→ THE DATA:

▶

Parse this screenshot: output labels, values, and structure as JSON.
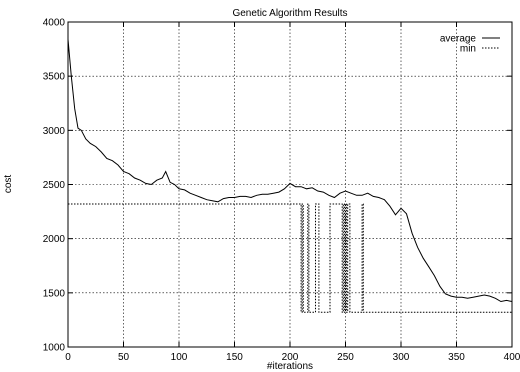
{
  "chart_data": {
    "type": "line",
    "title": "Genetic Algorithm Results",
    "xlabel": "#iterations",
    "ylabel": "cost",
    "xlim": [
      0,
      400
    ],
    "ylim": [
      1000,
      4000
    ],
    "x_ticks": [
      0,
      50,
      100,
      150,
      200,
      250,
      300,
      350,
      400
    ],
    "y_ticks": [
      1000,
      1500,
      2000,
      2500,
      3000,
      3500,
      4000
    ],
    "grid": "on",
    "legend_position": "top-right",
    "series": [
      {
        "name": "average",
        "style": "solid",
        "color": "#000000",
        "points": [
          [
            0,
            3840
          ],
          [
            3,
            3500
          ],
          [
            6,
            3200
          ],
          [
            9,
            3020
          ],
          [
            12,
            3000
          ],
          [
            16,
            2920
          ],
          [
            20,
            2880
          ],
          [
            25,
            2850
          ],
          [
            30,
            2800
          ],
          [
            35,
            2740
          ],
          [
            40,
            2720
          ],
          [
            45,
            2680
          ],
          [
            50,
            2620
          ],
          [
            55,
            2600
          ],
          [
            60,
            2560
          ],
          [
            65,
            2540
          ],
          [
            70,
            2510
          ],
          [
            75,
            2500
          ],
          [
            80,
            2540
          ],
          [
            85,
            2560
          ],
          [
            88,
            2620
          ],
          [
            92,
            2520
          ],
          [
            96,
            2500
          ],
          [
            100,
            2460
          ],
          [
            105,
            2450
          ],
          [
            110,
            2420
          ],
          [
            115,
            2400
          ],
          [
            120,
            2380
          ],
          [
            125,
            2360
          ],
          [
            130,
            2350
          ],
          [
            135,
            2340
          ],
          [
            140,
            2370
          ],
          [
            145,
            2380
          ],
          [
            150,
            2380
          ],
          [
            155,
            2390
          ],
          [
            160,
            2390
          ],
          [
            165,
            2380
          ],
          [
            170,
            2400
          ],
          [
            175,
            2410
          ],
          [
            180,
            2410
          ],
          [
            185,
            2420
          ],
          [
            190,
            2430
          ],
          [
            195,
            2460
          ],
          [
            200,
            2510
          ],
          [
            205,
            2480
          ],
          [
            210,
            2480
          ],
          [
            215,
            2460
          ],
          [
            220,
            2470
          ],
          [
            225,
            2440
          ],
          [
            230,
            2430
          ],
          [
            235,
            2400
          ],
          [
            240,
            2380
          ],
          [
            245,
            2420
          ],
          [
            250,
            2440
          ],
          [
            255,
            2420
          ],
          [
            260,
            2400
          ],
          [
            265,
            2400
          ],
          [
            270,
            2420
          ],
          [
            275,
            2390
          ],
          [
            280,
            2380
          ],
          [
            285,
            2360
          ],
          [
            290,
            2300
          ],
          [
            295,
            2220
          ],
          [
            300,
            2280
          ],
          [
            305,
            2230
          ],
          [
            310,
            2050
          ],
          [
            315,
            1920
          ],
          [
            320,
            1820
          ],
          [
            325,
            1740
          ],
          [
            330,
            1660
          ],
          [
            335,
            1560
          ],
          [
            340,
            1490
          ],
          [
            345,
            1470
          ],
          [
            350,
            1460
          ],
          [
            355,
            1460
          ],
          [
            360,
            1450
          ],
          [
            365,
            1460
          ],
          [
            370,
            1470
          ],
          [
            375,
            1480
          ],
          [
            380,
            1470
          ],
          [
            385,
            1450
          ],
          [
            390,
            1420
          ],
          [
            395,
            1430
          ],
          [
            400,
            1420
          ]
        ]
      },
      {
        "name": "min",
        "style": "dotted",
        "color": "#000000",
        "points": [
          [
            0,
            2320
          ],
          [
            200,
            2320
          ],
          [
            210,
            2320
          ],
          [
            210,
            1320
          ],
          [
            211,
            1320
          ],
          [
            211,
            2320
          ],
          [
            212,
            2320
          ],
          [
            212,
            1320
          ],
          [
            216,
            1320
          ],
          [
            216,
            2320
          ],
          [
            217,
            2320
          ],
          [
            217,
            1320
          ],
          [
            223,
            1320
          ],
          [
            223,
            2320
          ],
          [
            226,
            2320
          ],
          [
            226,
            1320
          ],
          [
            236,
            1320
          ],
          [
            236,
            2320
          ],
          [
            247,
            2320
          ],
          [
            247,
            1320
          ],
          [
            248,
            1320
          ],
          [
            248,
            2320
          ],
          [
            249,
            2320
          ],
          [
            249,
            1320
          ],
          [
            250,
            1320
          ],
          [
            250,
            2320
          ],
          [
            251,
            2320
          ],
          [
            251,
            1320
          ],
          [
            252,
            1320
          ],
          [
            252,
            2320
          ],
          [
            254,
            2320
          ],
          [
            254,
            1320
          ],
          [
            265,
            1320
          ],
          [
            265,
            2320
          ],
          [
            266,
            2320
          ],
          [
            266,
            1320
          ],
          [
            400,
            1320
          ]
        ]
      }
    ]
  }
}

◀

→ GIVEN TASK: Please write out all the data again word for word, but not the pictures.

→ EXPECTED ANSWER:
Parse this screenshot: output labels, values, and structure as JSON.
{
  "chart_data": {
    "type": "line",
    "title": "Genetic Algorithm Results",
    "xlabel": "#iterations",
    "ylabel": "cost",
    "xlim": [
      0,
      400
    ],
    "ylim": [
      1000,
      4000
    ],
    "x_ticks": [
      0,
      50,
      100,
      150,
      200,
      250,
      300,
      350,
      400
    ],
    "y_ticks": [
      1000,
      1500,
      2000,
      2500,
      3000,
      3500,
      4000
    ],
    "grid": "on",
    "legend_position": "top-right",
    "series": [
      {
        "name": "average",
        "style": "solid",
        "color": "#000000",
        "points": [
          [
            0,
            3840
          ],
          [
            3,
            3500
          ],
          [
            6,
            3200
          ],
          [
            9,
            3020
          ],
          [
            12,
            3000
          ],
          [
            16,
            2920
          ],
          [
            20,
            2880
          ],
          [
            25,
            2850
          ],
          [
            30,
            2800
          ],
          [
            35,
            2740
          ],
          [
            40,
            2720
          ],
          [
            45,
            2680
          ],
          [
            50,
            2620
          ],
          [
            55,
            2600
          ],
          [
            60,
            2560
          ],
          [
            65,
            2540
          ],
          [
            70,
            2510
          ],
          [
            75,
            2500
          ],
          [
            80,
            2540
          ],
          [
            85,
            2560
          ],
          [
            88,
            2620
          ],
          [
            92,
            2520
          ],
          [
            96,
            2500
          ],
          [
            100,
            2460
          ],
          [
            105,
            2450
          ],
          [
            110,
            2420
          ],
          [
            115,
            2400
          ],
          [
            120,
            2380
          ],
          [
            125,
            2360
          ],
          [
            130,
            2350
          ],
          [
            135,
            2340
          ],
          [
            140,
            2370
          ],
          [
            145,
            2380
          ],
          [
            150,
            2380
          ],
          [
            155,
            2390
          ],
          [
            160,
            2390
          ],
          [
            165,
            2380
          ],
          [
            170,
            2400
          ],
          [
            175,
            2410
          ],
          [
            180,
            2410
          ],
          [
            185,
            2420
          ],
          [
            190,
            2430
          ],
          [
            195,
            2460
          ],
          [
            200,
            2510
          ],
          [
            205,
            2480
          ],
          [
            210,
            2480
          ],
          [
            215,
            2460
          ],
          [
            220,
            2470
          ],
          [
            225,
            2440
          ],
          [
            230,
            2430
          ],
          [
            235,
            2400
          ],
          [
            240,
            2380
          ],
          [
            245,
            2420
          ],
          [
            250,
            2440
          ],
          [
            255,
            2420
          ],
          [
            260,
            2400
          ],
          [
            265,
            2400
          ],
          [
            270,
            2420
          ],
          [
            275,
            2390
          ],
          [
            280,
            2380
          ],
          [
            285,
            2360
          ],
          [
            290,
            2300
          ],
          [
            295,
            2220
          ],
          [
            300,
            2280
          ],
          [
            305,
            2230
          ],
          [
            310,
            2050
          ],
          [
            315,
            1920
          ],
          [
            320,
            1820
          ],
          [
            325,
            1740
          ],
          [
            330,
            1660
          ],
          [
            335,
            1560
          ],
          [
            340,
            1490
          ],
          [
            345,
            1470
          ],
          [
            350,
            1460
          ],
          [
            355,
            1460
          ],
          [
            360,
            1450
          ],
          [
            365,
            1460
          ],
          [
            370,
            1470
          ],
          [
            375,
            1480
          ],
          [
            380,
            1470
          ],
          [
            385,
            1450
          ],
          [
            390,
            1420
          ],
          [
            395,
            1430
          ],
          [
            400,
            1420
          ]
        ]
      },
      {
        "name": "min",
        "style": "dotted",
        "color": "#000000",
        "points": [
          [
            0,
            2320
          ],
          [
            200,
            2320
          ],
          [
            210,
            2320
          ],
          [
            210,
            1320
          ],
          [
            211,
            1320
          ],
          [
            211,
            2320
          ],
          [
            212,
            2320
          ],
          [
            212,
            1320
          ],
          [
            216,
            1320
          ],
          [
            216,
            2320
          ],
          [
            217,
            2320
          ],
          [
            217,
            1320
          ],
          [
            223,
            1320
          ],
          [
            223,
            2320
          ],
          [
            226,
            2320
          ],
          [
            226,
            1320
          ],
          [
            236,
            1320
          ],
          [
            236,
            2320
          ],
          [
            247,
            2320
          ],
          [
            247,
            1320
          ],
          [
            248,
            1320
          ],
          [
            248,
            2320
          ],
          [
            249,
            2320
          ],
          [
            249,
            1320
          ],
          [
            250,
            1320
          ],
          [
            250,
            2320
          ],
          [
            251,
            2320
          ],
          [
            251,
            1320
          ],
          [
            252,
            1320
          ],
          [
            252,
            2320
          ],
          [
            254,
            2320
          ],
          [
            254,
            1320
          ],
          [
            265,
            1320
          ],
          [
            265,
            2320
          ],
          [
            266,
            2320
          ],
          [
            266,
            1320
          ],
          [
            400,
            1320
          ]
        ]
      }
    ]
  }
}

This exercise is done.